▸ **TASK BRIEF**:
Where a line holds "subtext", copy it.

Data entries
::::::

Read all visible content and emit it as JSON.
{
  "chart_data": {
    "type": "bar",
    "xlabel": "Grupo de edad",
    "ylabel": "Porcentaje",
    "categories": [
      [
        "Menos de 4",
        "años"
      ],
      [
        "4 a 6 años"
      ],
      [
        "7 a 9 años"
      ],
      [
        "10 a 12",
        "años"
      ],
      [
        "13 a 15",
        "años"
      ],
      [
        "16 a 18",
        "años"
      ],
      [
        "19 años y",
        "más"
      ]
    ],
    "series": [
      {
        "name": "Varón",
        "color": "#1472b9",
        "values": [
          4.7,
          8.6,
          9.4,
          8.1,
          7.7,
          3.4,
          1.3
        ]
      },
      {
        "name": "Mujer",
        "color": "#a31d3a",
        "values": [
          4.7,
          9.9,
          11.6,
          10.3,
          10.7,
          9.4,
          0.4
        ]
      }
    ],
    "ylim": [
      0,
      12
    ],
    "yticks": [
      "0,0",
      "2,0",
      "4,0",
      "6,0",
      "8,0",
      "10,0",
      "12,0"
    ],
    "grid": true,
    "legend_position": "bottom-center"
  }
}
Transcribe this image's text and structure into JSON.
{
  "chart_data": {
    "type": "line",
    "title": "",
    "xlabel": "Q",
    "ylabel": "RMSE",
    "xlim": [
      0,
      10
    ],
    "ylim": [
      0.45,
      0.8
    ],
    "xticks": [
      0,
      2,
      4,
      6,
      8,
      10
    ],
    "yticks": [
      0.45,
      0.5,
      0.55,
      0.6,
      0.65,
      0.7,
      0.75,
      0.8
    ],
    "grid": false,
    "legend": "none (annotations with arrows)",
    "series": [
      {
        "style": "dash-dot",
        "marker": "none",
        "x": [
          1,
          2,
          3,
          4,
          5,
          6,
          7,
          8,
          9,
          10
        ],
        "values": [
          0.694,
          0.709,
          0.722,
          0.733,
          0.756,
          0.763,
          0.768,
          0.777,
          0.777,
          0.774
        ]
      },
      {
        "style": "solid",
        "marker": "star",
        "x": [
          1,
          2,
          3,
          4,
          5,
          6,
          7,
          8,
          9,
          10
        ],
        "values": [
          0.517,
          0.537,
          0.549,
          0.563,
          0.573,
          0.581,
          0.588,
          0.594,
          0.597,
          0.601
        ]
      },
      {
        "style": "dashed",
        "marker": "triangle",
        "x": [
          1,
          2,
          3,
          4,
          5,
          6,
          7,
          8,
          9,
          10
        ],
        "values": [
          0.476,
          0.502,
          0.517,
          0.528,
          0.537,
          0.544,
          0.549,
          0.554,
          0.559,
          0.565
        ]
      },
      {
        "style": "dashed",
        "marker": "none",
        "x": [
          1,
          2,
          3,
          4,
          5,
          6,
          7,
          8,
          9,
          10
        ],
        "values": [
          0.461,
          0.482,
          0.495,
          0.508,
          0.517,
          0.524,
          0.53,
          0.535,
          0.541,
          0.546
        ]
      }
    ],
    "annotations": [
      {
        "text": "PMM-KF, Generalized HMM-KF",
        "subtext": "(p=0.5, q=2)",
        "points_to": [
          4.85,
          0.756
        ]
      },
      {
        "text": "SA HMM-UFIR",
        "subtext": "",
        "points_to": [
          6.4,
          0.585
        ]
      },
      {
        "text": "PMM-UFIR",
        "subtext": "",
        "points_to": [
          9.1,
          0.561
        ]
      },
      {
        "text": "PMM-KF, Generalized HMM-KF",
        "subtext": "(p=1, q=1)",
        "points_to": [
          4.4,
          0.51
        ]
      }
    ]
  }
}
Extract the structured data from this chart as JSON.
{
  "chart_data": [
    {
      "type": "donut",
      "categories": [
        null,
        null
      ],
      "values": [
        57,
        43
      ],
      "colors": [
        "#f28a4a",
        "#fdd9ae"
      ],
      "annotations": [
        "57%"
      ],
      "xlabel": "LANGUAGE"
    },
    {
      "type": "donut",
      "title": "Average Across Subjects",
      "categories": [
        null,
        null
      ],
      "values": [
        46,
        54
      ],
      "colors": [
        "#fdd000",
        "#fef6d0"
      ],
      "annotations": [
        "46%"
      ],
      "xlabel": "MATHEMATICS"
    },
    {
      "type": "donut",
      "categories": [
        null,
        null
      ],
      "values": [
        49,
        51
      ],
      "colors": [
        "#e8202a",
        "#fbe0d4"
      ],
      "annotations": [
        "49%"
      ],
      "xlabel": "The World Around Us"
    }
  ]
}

::::::

▸ **ANSWER TO THE PROBLEM**:
        "subtext": "(p=0.5, q=2)",
        "subtext": "",
        "subtext": "",
        "subtext": "(p=1, q=1)",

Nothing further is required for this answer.